## Instructions for the task
Tally every line of the listing below that holds "Monsters", then give the tally alone.

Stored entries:
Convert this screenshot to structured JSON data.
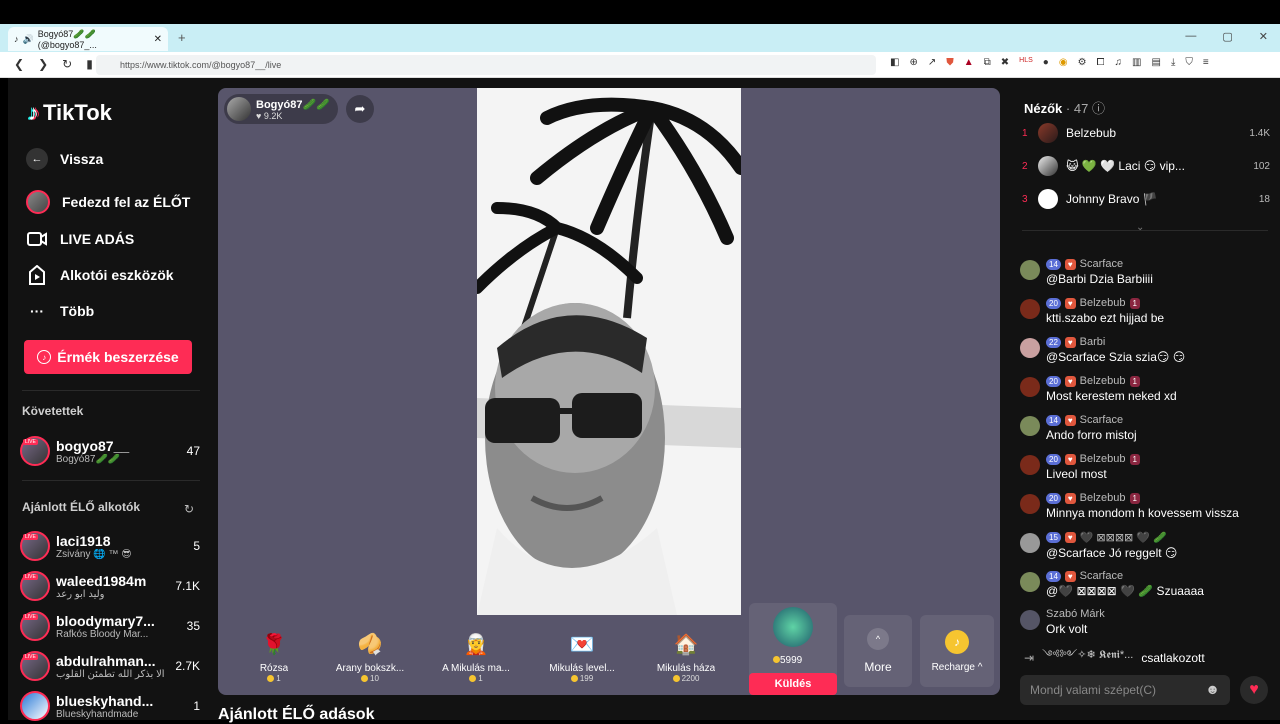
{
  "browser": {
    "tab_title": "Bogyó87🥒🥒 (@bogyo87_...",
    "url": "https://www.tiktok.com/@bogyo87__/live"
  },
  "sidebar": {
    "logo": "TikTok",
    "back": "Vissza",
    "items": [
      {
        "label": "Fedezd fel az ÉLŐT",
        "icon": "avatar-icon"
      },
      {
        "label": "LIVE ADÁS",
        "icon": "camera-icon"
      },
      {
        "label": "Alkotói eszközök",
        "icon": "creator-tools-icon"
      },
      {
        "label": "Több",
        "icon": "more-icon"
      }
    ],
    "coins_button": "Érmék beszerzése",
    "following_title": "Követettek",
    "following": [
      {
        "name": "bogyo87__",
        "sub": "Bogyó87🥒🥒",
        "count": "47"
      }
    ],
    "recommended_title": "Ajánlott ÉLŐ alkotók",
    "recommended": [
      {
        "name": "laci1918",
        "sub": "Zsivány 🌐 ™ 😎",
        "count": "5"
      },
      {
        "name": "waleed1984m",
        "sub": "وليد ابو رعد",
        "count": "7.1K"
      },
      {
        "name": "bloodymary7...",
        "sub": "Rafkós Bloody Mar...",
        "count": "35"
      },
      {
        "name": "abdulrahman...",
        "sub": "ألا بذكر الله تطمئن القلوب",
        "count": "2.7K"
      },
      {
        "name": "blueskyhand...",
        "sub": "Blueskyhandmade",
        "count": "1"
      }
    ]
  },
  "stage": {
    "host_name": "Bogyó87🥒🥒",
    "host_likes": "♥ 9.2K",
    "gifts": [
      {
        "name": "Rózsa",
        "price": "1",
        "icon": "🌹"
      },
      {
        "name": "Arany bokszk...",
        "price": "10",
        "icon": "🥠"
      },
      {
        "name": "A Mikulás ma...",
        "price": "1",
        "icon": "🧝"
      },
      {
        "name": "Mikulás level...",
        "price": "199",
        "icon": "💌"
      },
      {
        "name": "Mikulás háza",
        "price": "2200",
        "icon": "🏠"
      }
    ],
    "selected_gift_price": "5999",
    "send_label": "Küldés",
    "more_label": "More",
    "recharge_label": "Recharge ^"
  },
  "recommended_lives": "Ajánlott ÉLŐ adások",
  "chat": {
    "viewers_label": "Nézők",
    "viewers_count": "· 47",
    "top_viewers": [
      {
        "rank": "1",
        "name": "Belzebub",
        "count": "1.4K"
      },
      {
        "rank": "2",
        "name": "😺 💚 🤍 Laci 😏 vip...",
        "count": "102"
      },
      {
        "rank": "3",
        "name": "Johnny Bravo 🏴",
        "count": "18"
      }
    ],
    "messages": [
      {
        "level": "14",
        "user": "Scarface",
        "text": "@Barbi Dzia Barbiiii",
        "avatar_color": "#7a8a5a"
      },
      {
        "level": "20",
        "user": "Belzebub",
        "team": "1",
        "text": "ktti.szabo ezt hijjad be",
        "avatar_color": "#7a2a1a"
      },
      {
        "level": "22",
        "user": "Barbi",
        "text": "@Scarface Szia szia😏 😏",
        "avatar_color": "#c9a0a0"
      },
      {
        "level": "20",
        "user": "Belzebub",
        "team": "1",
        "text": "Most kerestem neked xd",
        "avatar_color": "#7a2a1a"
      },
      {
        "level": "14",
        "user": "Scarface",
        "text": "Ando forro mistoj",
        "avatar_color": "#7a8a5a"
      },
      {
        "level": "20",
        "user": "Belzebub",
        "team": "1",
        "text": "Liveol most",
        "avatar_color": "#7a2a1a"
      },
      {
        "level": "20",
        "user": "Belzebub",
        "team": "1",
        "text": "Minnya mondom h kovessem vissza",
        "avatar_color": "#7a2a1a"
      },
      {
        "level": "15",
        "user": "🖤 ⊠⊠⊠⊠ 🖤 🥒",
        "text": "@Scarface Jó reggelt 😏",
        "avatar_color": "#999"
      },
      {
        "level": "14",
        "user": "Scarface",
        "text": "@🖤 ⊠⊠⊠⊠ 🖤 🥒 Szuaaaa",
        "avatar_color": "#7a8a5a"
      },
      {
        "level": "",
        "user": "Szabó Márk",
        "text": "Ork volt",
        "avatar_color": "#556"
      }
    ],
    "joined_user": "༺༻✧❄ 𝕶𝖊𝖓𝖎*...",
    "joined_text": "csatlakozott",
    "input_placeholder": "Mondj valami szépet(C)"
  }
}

...

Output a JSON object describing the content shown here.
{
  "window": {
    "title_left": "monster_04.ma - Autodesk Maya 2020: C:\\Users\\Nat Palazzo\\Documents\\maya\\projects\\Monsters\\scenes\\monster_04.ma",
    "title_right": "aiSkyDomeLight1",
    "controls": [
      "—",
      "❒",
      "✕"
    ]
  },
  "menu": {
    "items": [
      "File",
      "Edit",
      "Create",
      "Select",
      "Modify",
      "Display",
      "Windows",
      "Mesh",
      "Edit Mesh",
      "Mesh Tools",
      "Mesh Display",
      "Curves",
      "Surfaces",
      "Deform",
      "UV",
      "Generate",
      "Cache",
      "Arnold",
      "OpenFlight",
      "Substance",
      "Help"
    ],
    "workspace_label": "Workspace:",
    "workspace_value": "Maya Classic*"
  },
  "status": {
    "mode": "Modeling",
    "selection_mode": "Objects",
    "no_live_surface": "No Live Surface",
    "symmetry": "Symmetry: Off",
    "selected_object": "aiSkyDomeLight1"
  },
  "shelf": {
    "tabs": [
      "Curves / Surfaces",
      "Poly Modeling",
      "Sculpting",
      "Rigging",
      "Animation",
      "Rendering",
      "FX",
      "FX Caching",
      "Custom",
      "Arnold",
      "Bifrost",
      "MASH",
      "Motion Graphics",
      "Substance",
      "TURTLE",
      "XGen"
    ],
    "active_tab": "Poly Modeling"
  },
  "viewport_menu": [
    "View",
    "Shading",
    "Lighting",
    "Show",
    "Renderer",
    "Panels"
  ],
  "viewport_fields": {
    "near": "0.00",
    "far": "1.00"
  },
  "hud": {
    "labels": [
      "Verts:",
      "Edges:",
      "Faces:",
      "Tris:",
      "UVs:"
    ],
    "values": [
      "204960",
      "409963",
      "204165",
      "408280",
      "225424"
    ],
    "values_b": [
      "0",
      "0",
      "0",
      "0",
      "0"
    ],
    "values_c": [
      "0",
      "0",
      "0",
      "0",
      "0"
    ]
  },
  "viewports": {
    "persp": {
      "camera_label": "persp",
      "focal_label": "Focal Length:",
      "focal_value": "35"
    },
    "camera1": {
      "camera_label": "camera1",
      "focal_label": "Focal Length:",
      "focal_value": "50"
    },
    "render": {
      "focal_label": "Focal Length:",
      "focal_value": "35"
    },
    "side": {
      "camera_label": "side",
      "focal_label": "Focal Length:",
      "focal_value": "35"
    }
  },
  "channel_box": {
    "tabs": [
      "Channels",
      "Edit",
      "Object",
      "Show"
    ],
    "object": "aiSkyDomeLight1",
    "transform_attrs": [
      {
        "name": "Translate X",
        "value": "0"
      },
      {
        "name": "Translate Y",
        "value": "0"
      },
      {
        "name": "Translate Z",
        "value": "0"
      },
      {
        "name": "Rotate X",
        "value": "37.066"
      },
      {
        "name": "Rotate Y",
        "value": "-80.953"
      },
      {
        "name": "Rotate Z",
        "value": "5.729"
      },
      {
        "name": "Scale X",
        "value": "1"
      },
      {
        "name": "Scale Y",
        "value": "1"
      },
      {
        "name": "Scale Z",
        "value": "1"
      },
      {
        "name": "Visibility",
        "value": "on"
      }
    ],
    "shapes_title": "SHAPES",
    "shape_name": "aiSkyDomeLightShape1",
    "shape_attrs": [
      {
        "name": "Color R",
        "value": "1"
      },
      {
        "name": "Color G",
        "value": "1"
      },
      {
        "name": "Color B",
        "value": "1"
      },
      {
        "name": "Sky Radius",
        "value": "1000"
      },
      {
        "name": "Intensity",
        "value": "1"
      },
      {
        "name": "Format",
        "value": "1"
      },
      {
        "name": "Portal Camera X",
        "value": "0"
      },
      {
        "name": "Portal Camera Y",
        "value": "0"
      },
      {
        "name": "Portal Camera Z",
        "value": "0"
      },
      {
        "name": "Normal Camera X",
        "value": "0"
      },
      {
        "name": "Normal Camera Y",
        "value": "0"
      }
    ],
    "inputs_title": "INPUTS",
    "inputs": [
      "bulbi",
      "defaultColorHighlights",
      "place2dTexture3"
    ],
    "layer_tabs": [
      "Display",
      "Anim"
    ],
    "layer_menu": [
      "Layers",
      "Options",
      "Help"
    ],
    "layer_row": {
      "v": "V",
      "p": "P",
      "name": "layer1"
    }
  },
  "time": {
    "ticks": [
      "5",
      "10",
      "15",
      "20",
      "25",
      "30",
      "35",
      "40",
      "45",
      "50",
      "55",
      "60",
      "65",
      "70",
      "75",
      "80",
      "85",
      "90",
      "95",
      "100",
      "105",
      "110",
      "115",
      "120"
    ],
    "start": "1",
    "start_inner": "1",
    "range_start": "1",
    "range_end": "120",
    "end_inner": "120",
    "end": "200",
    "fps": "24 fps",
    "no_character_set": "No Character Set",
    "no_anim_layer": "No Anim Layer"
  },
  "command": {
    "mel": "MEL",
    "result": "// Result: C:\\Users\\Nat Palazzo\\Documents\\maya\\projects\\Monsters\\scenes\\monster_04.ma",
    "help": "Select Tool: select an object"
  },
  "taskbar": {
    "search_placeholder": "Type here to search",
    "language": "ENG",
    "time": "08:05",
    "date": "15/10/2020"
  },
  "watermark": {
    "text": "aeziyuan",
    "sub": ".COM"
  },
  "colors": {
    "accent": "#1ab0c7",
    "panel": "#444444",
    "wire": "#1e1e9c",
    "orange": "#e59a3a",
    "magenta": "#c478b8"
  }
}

## The completed task
2